**REQUIREMENT**: Go through the data below. List every line that holds the word "title".
━━━━━ SUPPLIED RECORDS ━━━━━
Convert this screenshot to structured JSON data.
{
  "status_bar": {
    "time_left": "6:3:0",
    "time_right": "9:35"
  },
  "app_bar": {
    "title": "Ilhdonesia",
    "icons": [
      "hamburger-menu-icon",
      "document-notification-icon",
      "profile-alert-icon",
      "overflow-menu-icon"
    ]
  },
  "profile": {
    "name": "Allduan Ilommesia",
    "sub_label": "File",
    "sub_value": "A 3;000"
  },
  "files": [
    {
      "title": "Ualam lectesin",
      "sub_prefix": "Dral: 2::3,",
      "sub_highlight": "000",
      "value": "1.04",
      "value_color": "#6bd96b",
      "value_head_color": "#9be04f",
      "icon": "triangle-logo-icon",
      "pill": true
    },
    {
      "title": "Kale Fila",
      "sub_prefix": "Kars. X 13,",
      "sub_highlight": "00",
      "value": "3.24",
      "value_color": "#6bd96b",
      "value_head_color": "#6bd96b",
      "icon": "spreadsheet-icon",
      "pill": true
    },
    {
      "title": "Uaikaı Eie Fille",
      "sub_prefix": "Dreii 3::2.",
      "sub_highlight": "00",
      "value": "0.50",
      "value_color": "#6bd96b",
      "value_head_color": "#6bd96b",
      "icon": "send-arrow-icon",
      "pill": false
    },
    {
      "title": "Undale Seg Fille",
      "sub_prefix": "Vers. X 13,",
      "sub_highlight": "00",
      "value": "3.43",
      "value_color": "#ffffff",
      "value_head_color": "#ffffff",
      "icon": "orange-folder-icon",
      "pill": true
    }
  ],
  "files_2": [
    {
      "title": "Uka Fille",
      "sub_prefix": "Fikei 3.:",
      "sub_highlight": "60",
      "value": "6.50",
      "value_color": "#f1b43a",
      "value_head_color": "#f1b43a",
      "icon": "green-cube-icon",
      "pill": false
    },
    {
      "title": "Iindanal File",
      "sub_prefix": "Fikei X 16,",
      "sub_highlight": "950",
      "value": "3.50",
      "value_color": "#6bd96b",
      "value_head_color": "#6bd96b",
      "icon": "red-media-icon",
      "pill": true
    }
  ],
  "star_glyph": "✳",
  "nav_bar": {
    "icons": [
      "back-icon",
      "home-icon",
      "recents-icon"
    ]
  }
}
━━━━━
**FULL OUTPUT**:
    "title": "Ilhdonesia",
      "title": "Ualam lectesin",
      "title": "Kale Fila",
      "title": "Uaikaı Eie Fille",
      "title": "Undale Seg Fille",
      "title": "Uka Fille",
      "title": "Iindanal File",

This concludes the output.